---------- EXTRACTED ENTRIES ----------
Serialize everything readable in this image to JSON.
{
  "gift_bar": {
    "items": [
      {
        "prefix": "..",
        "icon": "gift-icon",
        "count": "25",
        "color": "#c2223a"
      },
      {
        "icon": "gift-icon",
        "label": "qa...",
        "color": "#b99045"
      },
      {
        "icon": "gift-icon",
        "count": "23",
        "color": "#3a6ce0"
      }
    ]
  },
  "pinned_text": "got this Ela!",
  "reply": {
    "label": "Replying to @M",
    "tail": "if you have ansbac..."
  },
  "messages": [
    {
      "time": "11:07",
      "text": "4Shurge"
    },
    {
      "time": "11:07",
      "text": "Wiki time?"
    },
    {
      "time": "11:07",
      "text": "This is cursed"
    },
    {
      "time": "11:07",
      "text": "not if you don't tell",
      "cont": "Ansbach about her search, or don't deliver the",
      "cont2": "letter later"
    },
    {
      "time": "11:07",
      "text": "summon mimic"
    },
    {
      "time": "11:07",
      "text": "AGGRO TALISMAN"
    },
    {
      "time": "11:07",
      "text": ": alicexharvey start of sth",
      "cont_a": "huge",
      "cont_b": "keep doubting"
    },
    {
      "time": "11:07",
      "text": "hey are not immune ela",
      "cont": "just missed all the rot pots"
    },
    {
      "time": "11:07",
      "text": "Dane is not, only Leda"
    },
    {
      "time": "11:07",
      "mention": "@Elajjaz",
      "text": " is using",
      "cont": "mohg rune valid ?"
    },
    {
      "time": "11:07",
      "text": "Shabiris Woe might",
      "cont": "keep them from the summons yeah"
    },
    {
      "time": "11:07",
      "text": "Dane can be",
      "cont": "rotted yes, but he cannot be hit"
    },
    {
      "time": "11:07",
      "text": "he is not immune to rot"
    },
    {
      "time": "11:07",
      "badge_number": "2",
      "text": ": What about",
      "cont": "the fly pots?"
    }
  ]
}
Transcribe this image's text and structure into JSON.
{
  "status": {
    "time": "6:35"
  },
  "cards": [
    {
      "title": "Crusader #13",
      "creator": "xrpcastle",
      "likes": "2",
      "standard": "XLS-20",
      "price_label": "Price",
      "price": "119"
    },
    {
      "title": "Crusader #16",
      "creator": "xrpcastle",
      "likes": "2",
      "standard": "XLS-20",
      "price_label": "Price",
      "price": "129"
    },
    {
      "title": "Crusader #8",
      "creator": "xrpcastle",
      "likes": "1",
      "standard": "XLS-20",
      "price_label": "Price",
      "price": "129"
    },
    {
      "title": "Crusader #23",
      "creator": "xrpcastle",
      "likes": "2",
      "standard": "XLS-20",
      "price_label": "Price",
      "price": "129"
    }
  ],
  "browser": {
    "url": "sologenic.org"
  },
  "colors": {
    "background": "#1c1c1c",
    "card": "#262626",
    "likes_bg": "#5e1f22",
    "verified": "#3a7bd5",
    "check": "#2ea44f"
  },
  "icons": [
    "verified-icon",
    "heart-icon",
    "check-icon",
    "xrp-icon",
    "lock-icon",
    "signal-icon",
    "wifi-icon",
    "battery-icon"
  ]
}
----------
DIRECTIONS FOR THIS TASK. Find every line with the word "pots" and state how many there are, with no other words.

CORRECT RESULT. 2